» **What is being asked**: Go through the entries one line at a time, and gather every line that has the word "this".

» **Supplied data**:

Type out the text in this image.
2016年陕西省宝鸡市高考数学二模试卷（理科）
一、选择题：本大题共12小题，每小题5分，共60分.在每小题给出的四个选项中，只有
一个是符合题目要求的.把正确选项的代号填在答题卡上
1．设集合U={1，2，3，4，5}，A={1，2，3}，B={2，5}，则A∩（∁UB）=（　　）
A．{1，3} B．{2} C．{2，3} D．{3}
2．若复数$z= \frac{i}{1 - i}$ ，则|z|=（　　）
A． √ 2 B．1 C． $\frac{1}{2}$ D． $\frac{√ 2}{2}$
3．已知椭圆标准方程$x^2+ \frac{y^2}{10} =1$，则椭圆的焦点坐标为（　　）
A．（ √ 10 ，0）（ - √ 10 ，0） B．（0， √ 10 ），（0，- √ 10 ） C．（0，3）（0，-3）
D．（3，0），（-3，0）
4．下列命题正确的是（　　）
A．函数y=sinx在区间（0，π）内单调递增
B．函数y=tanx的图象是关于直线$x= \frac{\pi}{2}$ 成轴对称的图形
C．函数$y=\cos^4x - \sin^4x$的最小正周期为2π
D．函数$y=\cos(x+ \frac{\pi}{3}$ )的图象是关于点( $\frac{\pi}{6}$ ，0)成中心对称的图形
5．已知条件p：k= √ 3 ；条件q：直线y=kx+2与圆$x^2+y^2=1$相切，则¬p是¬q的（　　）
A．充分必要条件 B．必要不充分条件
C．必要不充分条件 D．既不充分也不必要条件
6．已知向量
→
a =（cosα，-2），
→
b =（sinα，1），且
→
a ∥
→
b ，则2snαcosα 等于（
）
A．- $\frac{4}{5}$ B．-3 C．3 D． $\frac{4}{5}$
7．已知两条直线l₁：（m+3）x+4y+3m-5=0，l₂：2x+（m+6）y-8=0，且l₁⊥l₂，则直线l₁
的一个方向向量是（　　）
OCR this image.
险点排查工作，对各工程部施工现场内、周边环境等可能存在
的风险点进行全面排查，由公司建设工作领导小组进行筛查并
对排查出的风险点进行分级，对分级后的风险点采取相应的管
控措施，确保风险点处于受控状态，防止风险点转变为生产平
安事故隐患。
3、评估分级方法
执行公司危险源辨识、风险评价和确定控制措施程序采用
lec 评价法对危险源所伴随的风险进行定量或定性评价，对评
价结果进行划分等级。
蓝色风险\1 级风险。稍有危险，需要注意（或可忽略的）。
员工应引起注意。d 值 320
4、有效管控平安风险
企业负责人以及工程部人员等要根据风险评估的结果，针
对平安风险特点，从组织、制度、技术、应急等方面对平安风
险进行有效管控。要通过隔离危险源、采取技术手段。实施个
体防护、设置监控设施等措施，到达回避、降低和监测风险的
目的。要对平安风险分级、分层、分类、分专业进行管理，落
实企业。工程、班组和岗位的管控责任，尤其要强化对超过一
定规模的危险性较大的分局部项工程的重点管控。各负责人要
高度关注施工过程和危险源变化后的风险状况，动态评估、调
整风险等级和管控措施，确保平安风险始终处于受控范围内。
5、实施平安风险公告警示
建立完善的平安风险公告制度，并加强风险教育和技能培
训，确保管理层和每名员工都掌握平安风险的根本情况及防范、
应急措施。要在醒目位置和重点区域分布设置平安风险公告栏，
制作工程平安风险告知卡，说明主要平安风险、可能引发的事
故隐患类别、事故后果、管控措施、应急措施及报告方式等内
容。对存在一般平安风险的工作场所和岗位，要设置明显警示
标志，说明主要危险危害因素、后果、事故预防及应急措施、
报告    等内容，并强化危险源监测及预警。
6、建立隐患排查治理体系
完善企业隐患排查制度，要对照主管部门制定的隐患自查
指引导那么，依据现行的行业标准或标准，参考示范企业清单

» **Result of the exercise**:
Type out the text in this image.
OCR this image.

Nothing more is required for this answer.